** start EXERCISE MATERIALS **
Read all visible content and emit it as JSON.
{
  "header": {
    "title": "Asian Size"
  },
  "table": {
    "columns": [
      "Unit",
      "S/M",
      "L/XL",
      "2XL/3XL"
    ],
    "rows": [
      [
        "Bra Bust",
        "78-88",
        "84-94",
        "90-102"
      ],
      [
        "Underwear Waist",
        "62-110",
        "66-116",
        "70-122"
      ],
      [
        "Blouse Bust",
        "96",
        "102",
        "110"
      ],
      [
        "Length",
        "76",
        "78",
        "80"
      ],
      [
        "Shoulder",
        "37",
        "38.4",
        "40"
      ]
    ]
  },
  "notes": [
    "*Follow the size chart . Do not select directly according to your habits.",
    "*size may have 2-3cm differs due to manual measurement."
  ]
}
** end EXERCISE MATERIALS **
Copy all of the data exactly.

Read all visible content and emit it as JSON.
{
  "header": {
    "title": "Asian Size"
  },
  "table": {
    "columns": [
      "Unit",
      "S/M",
      "L/XL",
      "2XL/3XL"
    ],
    "rows": [
      [
        "Bra Bust",
        "78-88",
        "84-94",
        "90-102"
      ],
      [
        "Underwear Waist",
        "62-110",
        "66-116",
        "70-122"
      ],
      [
        "Blouse Bust",
        "96",
        "102",
        "110"
      ],
      [
        "Length",
        "76",
        "78",
        "80"
      ],
      [
        "Shoulder",
        "37",
        "38.4",
        "40"
      ]
    ]
  },
  "notes": [
    "*Follow the size chart . Do not select directly according to your habits.",
    "*size may have 2-3cm differs due to manual measurement."
  ]
}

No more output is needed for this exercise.